TASK DATA:
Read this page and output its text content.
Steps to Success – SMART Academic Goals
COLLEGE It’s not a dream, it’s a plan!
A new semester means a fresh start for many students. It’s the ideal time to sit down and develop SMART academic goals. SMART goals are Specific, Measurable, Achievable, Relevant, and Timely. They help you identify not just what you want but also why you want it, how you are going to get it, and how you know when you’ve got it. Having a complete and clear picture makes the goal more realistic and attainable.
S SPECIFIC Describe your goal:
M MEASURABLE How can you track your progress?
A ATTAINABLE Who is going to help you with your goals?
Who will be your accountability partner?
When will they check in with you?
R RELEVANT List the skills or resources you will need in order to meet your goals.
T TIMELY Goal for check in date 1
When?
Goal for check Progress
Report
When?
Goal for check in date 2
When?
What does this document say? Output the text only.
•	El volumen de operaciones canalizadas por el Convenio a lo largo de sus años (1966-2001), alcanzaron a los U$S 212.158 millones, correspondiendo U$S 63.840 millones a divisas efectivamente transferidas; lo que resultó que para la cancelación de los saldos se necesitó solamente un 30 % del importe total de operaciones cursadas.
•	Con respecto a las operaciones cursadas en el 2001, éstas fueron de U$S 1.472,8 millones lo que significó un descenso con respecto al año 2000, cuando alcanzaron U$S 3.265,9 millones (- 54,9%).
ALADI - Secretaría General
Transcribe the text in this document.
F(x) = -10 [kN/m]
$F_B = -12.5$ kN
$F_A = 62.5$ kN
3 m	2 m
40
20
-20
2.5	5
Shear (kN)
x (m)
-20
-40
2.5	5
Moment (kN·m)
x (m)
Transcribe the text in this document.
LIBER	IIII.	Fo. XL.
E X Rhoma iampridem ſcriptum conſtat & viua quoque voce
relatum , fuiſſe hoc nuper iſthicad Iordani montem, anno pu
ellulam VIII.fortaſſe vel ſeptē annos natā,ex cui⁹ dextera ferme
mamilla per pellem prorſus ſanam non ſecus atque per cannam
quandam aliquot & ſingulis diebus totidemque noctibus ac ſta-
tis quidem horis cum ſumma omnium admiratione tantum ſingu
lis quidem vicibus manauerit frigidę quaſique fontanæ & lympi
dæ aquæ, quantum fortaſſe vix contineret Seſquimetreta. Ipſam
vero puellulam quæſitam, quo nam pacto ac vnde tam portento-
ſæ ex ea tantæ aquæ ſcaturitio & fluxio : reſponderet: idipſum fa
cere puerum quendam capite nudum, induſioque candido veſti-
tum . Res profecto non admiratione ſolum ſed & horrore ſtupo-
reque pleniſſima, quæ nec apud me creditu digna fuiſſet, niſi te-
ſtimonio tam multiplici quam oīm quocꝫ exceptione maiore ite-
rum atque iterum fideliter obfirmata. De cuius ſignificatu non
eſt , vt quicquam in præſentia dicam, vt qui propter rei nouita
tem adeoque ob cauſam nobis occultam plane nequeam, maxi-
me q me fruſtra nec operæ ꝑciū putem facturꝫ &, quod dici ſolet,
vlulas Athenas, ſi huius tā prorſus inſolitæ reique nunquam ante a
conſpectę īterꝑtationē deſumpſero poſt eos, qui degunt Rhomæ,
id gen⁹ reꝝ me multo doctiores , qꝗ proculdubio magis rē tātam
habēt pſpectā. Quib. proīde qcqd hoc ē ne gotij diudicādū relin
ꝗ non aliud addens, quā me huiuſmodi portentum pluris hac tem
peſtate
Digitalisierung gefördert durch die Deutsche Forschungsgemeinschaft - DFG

EXERCISE GOAL: Scan the listing above and copy all lines containing the word "admiratione".

PROBLEM SOLUTION:
tis quidem horis cum ſumma omnium admiratione tantum ſingu
tum . Res profecto non admiratione ſolum ſed & horrore ſtupo-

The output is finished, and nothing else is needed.